* Begin Input data *
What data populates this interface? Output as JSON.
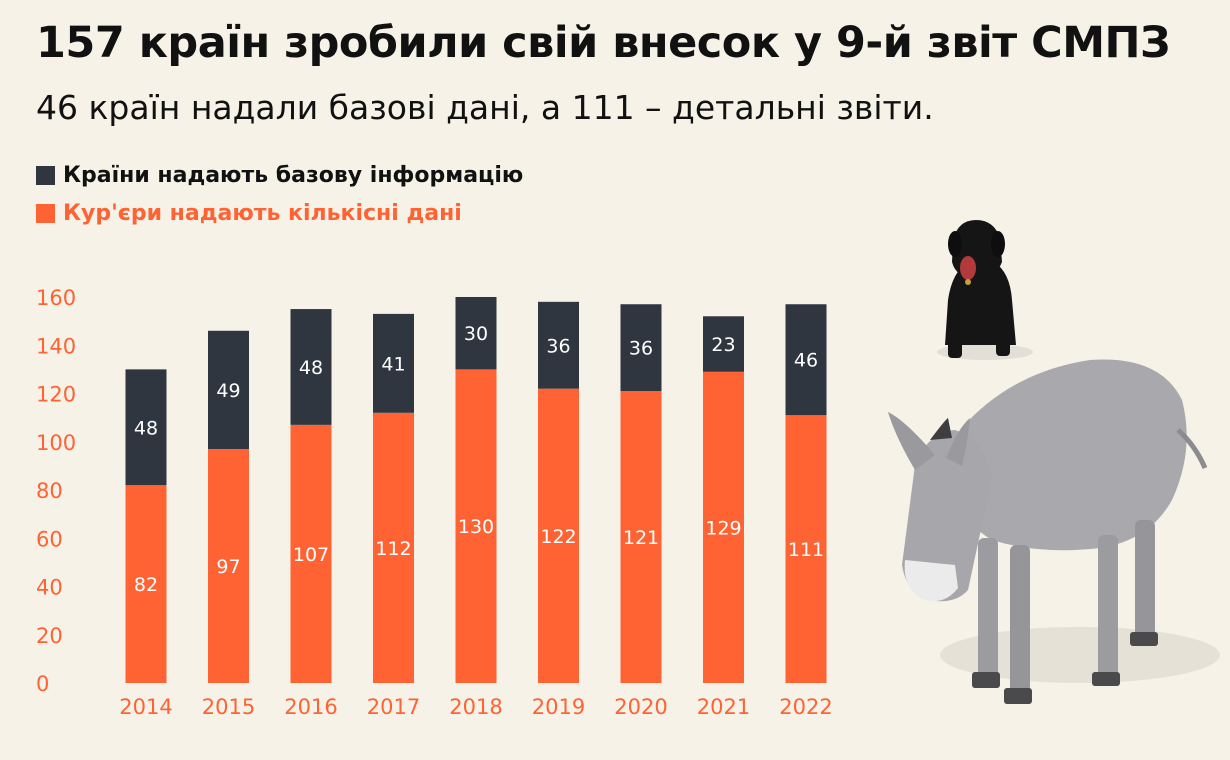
{
  "title": "157 країн зробили свій внесок у 9-й звіт СМПЗ",
  "subtitle": "46 країн надали базові дані, а 111 – детальні звіти.",
  "legend": [
    {
      "label": "Країни надають базову інформацію",
      "color": "#2f3640"
    },
    {
      "label": "Кур'єри надають кількісні дані",
      "color": "#ff6333"
    }
  ],
  "chart_data": {
    "type": "bar",
    "stacked": true,
    "categories": [
      "2014",
      "2015",
      "2016",
      "2017",
      "2018",
      "2019",
      "2020",
      "2021",
      "2022"
    ],
    "series": [
      {
        "name": "Кур'єри надають кількісні дані",
        "values": [
          82,
          97,
          107,
          112,
          130,
          122,
          121,
          129,
          111
        ],
        "color": "#ff6333"
      },
      {
        "name": "Країни надають базову інформацію",
        "values": [
          48,
          49,
          48,
          41,
          30,
          36,
          36,
          23,
          46
        ],
        "color": "#2f3640"
      }
    ],
    "yticks": [
      0,
      20,
      40,
      60,
      80,
      100,
      120,
      140,
      160
    ],
    "ylim": [
      0,
      160
    ],
    "axis_color": "#ff6333",
    "grid": false
  }
}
* End Input data *
- [Aim of the task]:
In the listing above, locate each line with "label" and copy it.

- [Answer to the problem]:
      "label": "Країни надають базову інформацію",
      "label": "Кур'єри надають кількісні дані",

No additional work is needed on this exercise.